[Recorded data]
+ + + + + + +

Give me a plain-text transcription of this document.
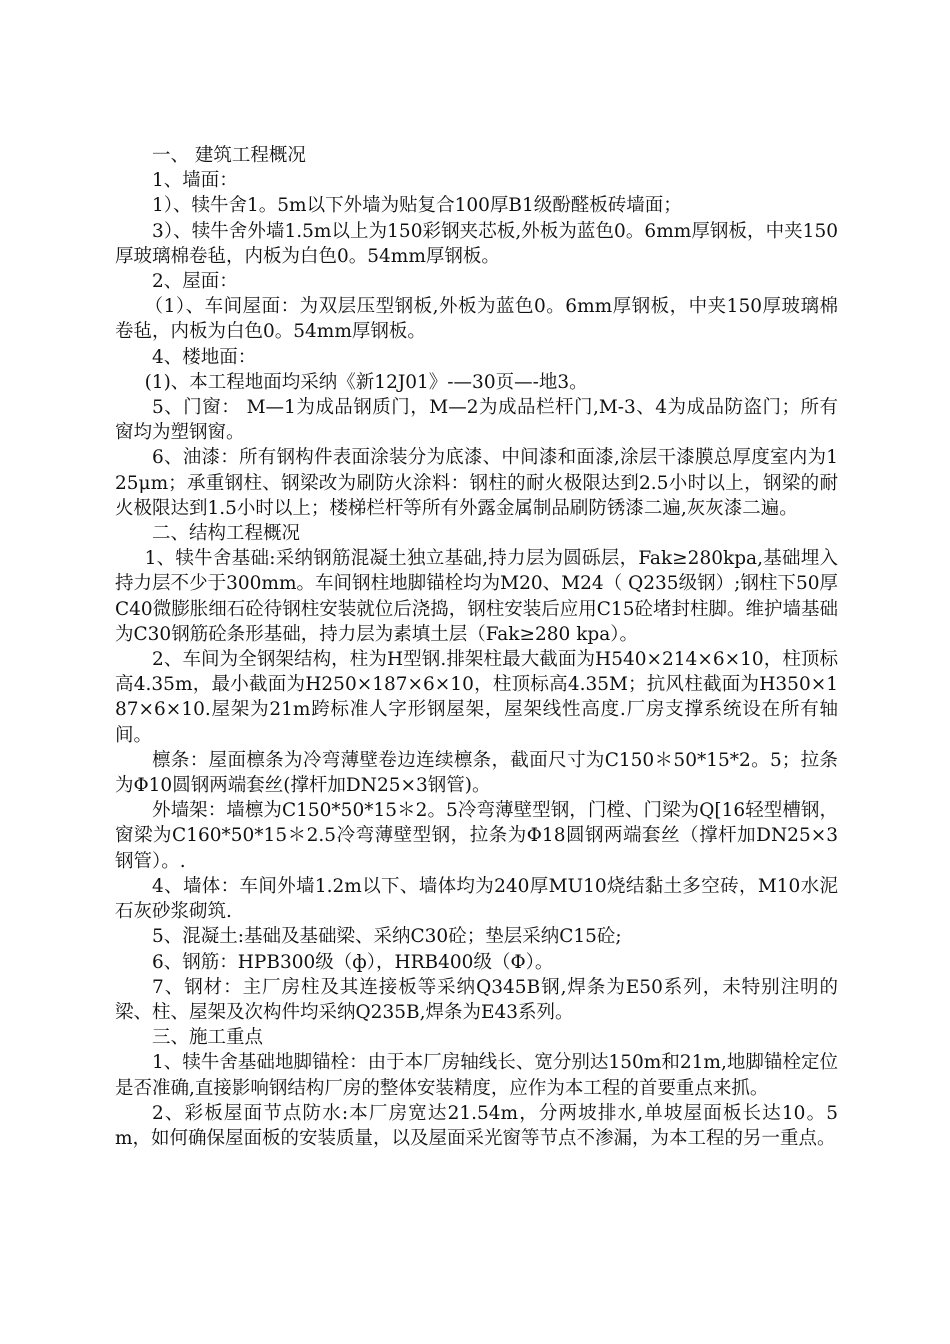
一、 建筑工程概况

1、墙面：

1）、犊牛舍1。5m以下外墙为贴复合100厚B1级酚醛板砖墙面；

3）、犊牛舍外墙1.5m以上为150彩钢夹芯板,外板为蓝色0。6mm厚钢板，中夹150厚玻璃棉卷毡，内板为白色0。54mm厚钢板。

2、屋面：

（1）、车间屋面：为双层压型钢板,外板为蓝色0。6mm厚钢板，中夹150厚玻璃棉卷毡，内板为白色0。54mm厚钢板。

4、楼地面：

(1)、本工程地面均采纳《新12J01》-—30页—-地3。

5、门窗： M—1为成品钢质门，M—2为成品栏杆门,M-3、4为成品防盗门；所有窗均为塑钢窗。

6、油漆：所有钢构件表面涂装分为底漆、中间漆和面漆,涂层干漆膜总厚度室内为125μm；承重钢柱、钢梁改为刷防火涂料：钢柱的耐火极限达到2.5小时以上，钢梁的耐火极限达到1.5小时以上；楼梯栏杆等所有外露金属制品刷防锈漆二遍,灰灰漆二遍。

二、结构工程概况

1、犊牛舍基础:采纳钢筋混凝土独立基础,持力层为圆砾层，Fak≥280kpa,基础埋入持力层不少于300mm。车间钢柱地脚锚栓均为M20、M24（ Q235级钢）;钢柱下50厚C40微膨胀细石砼待钢柱安装就位后浇捣，钢柱安装后应用C15砼堵封柱脚。维护墙基础为C30钢筋砼条形基础，持力层为素填土层（Fak≥280 kpa）。

2、车间为全钢架结构，柱为H型钢.排架柱最大截面为H540×214×6×10，柱顶标高4.35m，最小截面为H250×187×6×10，柱顶标高4.35M；抗风柱截面为H350×187×6×10.屋架为21m跨标准人字形钢屋架，屋架线性高度.厂房支撑系统设在所有轴间。

檩条：屋面檩条为冷弯薄壁卷边连续檩条，截面尺寸为C150＊50*15*2。5；拉条为Φ10圆钢两端套丝(撑杆加DN25×3钢管)。

外墙架：墙檩为C150*50*15＊2。5冷弯薄壁型钢，门樘、门梁为Q[16轻型槽钢，窗梁为C160*50*15＊2.5冷弯薄壁型钢，拉条为Φ18圆钢两端套丝（撑杆加DN25×3钢管）。.

4、墙体：车间外墙1.2m以下、墙体均为240厚MU10烧结黏土多空砖，M10水泥石灰砂浆砌筑.

5、混凝土:基础及基础梁、采纳C30砼；垫层采纳C15砼;

6、钢筋：HPB300级（ф），HRB400级（Φ）。

7、钢材：主厂房柱及其连接板等采纳Q345B钢,焊条为E50系列，未特别注明的梁、柱、屋架及次构件均采纳Q235B,焊条为E43系列。

三、施工重点

1、犊牛舍基础地脚锚栓：由于本厂房轴线长、宽分别达150m和21m,地脚锚栓定位是否准确,直接影响钢结构厂房的整体安装精度，应作为本工程的首要重点来抓。

2、彩板屋面节点防水:本厂房宽达21.54m，分两坡排水,单坡屋面板长达10。5 m，如何确保屋面板的安装质量，以及屋面采光窗等节点不渗漏，为本工程的另一重点。
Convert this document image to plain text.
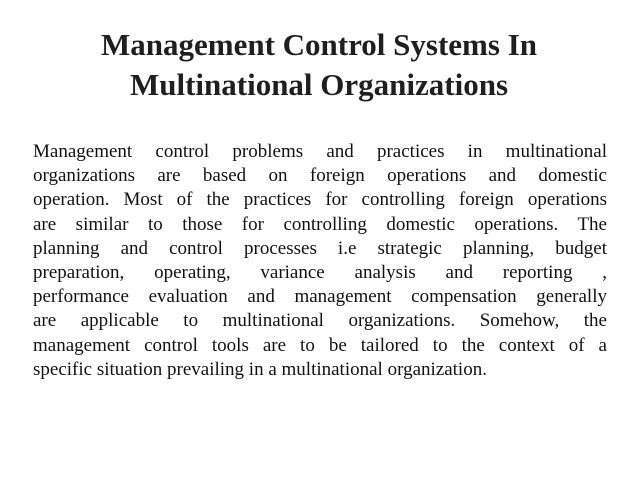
Management Control Systems In
Multinational Organizations
Management control problems and practices in multinational
organizations are based on foreign operations and domestic
operation. Most of the practices for controlling foreign operations
are similar to those for controlling domestic operations. The
planning and control processes i.e strategic planning, budget
preparation, operating, variance analysis and reporting ,
performance evaluation and management compensation generally
are applicable to multinational organizations. Somehow, the
management control tools are to be tailored to the context of a
specific situation prevailing in a multinational organization.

+ + + + + + +

## WHAT THE TASK ASKS
From the material above, write out exactly the lines from the line with "Convert this document image to plain text." through the closing line, inclusive, and no pictures.

## RESPONSE TO THIS TASK
Convert this document image to plain text.
Management Control Systems In
Multinational Organizations
Management control problems and practices in multinational
organizations are based on foreign operations and domestic
operation. Most of the practices for controlling foreign operations
are similar to those for controlling domestic operations. The
planning and control processes i.e strategic planning, budget
preparation, operating, variance analysis and reporting ,
performance evaluation and management compensation generally
are applicable to multinational organizations. Somehow, the
management control tools are to be tailored to the context of a
specific situation prevailing in a multinational organization.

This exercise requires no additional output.